* Exercise objective: Copy out all the lines in the records that include the word "资料来源".

* Input data:
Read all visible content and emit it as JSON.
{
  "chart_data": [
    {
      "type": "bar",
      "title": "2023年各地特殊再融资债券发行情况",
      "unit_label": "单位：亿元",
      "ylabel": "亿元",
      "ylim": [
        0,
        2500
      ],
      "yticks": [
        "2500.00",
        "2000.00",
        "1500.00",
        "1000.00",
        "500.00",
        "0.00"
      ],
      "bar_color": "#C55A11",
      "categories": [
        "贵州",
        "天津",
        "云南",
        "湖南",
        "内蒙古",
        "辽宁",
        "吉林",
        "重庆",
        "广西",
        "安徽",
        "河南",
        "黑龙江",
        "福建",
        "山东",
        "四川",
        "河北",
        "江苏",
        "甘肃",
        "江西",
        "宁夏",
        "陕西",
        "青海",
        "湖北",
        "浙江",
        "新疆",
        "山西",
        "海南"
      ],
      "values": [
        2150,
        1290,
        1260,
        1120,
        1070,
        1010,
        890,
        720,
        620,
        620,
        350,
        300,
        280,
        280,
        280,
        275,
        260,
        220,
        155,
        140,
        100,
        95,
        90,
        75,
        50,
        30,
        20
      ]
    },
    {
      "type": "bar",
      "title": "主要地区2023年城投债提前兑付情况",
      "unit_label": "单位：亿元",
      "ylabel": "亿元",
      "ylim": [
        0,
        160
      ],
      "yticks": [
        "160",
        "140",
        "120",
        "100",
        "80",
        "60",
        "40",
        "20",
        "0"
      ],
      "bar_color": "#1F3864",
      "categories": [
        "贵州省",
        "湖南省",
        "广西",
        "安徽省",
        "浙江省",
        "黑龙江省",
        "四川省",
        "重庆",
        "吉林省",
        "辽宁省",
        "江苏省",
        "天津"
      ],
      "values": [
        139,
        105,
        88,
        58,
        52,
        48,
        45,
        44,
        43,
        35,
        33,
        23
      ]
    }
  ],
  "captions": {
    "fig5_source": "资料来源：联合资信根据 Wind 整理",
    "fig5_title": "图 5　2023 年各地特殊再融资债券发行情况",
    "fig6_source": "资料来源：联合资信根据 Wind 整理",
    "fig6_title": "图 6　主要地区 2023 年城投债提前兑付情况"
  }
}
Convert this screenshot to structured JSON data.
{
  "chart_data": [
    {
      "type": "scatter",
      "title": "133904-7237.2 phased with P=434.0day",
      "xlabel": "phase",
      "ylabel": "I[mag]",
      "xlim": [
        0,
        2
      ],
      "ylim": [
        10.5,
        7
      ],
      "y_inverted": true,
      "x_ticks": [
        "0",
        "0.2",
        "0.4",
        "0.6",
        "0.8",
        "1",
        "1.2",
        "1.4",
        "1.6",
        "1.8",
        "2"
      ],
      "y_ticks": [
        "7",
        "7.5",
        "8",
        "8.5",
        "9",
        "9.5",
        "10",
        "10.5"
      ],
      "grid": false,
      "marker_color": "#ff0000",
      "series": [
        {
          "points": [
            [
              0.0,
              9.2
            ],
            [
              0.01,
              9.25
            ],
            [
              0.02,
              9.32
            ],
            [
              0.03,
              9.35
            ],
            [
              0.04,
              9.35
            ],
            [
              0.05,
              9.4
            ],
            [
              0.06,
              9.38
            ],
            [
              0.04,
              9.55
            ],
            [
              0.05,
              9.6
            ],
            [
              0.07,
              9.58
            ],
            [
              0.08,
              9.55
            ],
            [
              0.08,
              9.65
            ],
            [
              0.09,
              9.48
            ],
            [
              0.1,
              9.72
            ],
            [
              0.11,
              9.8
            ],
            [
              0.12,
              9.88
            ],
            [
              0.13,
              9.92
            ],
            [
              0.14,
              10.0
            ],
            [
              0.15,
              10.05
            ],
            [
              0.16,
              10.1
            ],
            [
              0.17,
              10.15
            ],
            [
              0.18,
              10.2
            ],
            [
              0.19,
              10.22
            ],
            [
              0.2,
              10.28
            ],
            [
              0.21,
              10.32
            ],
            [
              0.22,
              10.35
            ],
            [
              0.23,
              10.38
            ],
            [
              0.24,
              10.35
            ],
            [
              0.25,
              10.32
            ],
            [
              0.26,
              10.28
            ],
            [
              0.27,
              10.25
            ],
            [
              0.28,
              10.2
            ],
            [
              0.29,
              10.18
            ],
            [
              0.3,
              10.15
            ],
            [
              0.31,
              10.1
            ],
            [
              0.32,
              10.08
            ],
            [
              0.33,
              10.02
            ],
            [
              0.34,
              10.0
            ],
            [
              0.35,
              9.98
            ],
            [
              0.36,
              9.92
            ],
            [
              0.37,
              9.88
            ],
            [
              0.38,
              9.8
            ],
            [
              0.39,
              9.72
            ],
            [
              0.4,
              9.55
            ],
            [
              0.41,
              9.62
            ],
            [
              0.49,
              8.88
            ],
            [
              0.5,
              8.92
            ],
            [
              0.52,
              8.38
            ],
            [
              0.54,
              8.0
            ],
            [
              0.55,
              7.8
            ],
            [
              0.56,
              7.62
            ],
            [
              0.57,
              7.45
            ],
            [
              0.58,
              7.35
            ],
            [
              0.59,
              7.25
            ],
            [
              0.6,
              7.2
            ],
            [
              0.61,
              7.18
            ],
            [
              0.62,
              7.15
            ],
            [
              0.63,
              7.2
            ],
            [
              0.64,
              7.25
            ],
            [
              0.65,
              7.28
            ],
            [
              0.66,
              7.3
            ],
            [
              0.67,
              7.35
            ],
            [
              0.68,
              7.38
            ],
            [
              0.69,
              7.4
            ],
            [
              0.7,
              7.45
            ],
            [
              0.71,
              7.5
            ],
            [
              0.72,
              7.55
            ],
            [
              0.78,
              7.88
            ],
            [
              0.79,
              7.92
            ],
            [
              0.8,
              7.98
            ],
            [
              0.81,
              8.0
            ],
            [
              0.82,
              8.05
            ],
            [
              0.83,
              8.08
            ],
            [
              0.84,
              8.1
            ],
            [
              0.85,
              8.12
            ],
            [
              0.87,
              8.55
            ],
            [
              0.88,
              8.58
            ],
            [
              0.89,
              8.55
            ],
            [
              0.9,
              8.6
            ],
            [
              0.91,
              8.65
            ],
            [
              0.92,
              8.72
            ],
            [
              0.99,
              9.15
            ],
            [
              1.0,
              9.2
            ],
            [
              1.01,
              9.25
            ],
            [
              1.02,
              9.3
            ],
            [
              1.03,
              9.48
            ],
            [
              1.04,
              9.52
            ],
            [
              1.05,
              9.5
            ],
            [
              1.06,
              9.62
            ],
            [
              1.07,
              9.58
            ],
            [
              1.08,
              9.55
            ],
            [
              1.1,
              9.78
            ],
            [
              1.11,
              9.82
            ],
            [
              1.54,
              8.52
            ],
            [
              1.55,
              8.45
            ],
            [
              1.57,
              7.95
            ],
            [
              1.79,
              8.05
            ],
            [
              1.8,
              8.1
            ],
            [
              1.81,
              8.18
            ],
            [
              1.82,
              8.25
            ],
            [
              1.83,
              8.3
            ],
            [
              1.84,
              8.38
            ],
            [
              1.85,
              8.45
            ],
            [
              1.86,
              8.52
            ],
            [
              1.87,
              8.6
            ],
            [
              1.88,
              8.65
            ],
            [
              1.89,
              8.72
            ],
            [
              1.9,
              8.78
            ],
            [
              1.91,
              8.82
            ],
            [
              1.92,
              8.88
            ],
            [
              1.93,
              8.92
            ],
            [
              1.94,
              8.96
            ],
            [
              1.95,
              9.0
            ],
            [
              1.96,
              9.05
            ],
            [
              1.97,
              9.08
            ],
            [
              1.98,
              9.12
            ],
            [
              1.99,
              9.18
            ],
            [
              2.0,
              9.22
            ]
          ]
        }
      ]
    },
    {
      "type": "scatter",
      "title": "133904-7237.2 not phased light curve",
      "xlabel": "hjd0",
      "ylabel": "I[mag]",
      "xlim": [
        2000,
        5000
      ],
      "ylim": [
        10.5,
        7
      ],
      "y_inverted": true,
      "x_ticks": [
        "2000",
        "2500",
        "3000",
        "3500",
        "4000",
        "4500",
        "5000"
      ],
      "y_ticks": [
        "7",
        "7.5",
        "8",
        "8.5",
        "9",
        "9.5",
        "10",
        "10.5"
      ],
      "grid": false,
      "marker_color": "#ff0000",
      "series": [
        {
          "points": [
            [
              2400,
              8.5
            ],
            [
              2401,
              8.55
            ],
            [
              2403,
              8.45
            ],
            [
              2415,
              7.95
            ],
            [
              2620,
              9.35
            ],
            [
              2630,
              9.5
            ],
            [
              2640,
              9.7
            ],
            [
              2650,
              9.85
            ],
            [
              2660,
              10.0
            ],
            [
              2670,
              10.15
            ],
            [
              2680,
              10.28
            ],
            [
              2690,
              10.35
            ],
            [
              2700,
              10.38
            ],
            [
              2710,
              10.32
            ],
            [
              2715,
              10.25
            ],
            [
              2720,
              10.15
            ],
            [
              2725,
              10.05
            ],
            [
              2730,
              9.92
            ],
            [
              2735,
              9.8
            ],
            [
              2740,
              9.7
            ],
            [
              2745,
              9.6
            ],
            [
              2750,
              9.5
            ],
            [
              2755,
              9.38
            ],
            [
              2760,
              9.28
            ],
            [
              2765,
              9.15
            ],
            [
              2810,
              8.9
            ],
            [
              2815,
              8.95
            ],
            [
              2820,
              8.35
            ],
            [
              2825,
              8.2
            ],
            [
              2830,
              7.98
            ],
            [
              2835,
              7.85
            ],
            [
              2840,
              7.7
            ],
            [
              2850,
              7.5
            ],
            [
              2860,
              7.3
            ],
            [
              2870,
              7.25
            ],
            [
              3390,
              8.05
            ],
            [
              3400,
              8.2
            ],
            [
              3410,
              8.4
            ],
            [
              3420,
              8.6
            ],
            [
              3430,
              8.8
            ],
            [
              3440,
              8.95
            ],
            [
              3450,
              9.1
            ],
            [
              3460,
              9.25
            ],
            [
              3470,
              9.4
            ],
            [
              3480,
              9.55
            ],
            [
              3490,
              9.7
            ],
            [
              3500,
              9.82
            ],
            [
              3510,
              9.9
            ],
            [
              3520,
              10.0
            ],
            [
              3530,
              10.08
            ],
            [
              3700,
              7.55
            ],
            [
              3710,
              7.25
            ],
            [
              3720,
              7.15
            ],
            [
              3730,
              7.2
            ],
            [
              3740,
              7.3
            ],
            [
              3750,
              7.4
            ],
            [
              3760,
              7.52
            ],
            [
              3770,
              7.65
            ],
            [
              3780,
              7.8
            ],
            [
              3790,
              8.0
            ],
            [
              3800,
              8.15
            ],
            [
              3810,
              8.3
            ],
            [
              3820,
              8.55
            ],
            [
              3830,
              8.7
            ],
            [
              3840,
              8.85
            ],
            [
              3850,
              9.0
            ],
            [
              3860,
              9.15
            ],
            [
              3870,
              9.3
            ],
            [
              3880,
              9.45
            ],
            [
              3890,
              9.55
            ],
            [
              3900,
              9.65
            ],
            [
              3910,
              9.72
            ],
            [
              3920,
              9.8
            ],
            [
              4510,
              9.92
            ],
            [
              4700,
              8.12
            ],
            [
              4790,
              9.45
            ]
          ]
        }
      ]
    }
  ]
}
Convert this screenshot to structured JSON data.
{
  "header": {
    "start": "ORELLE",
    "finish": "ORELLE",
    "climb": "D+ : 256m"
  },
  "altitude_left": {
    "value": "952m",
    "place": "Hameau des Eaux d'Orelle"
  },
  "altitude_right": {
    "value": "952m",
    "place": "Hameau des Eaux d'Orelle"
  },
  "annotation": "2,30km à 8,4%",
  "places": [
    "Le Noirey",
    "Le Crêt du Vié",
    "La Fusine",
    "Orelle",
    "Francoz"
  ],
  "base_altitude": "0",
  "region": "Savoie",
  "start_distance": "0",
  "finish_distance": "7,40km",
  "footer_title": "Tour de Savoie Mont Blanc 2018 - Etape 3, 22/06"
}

* Written response:
    "fig5_source": "资料来源：联合资信根据 Wind 整理",
    "fig6_source": "资料来源：联合资信根据 Wind 整理",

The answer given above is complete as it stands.